__WHAT IS EXPECTED__
Reply with nothing except the number of lines that contain the word "demand".

========================================

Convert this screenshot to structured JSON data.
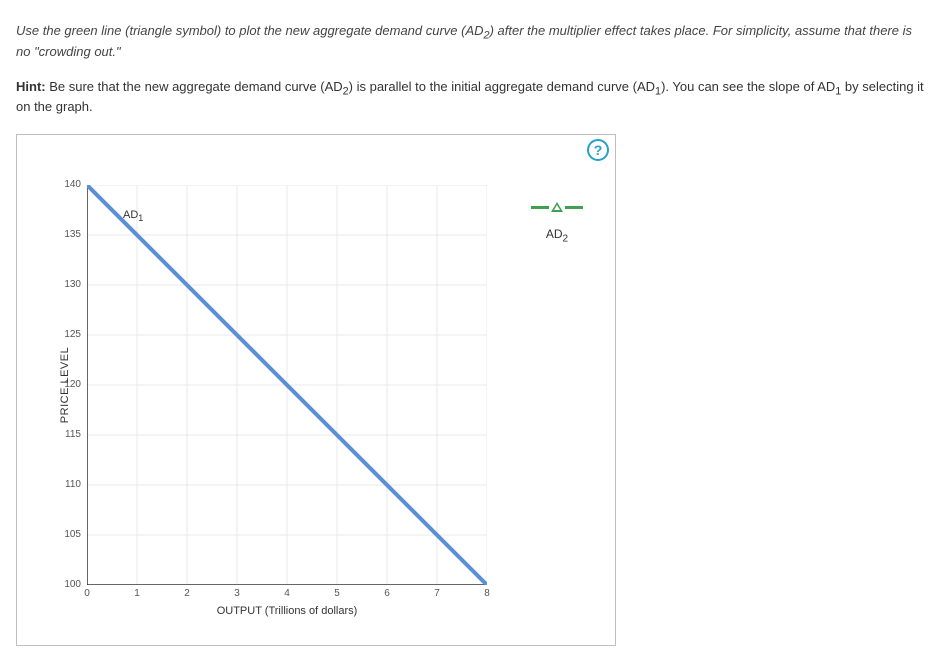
{
  "instruction": {
    "pre": "Use the green line (triangle symbol) to plot the new aggregate demand curve (",
    "var1": "AD",
    "sub1": "2",
    "post1": ") after the multiplier effect takes place. For simplicity, assume that there is no \"crowding out.\""
  },
  "hint": {
    "label": "Hint:",
    "p1": " Be sure that the new aggregate demand curve (",
    "v1": "AD",
    "s1": "2",
    "p2": ") is parallel to the initial aggregate demand curve (",
    "v2": "AD",
    "s2": "1",
    "p3": "). You can see the slope of ",
    "v3": "AD",
    "s3": "1",
    "p4": " by selecting it on the graph."
  },
  "help": "?",
  "chart_data": {
    "type": "line",
    "title": "",
    "xlabel": "OUTPUT (Trillions of dollars)",
    "ylabel": "PRICE LEVEL",
    "xlim": [
      0,
      8
    ],
    "ylim": [
      100,
      140
    ],
    "xticks": [
      0,
      1,
      2,
      3,
      4,
      5,
      6,
      7,
      8
    ],
    "yticks": [
      100,
      105,
      110,
      115,
      120,
      125,
      130,
      135,
      140
    ],
    "series": [
      {
        "name": "AD1",
        "label": "AD",
        "label_sub": "1",
        "color": "#5b8fd6",
        "x": [
          0,
          8
        ],
        "y": [
          140,
          100
        ]
      }
    ],
    "legend": {
      "name": "AD2",
      "label": "AD",
      "label_sub": "2",
      "color": "#3fa04f",
      "symbol": "triangle"
    }
  }
}
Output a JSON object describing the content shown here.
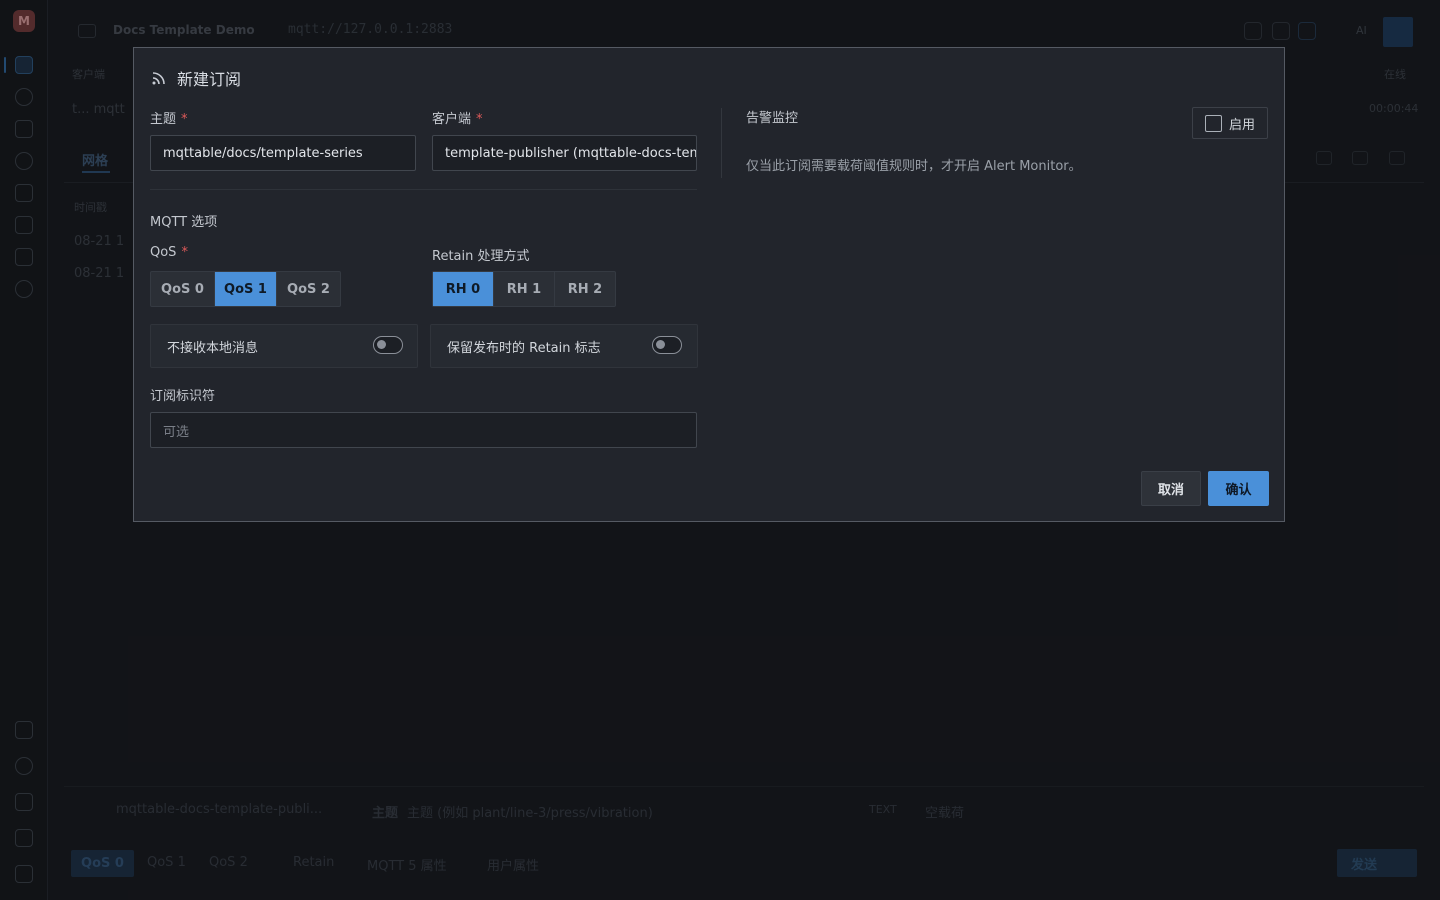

========================================

__ANSWER TO THIS TASK__
3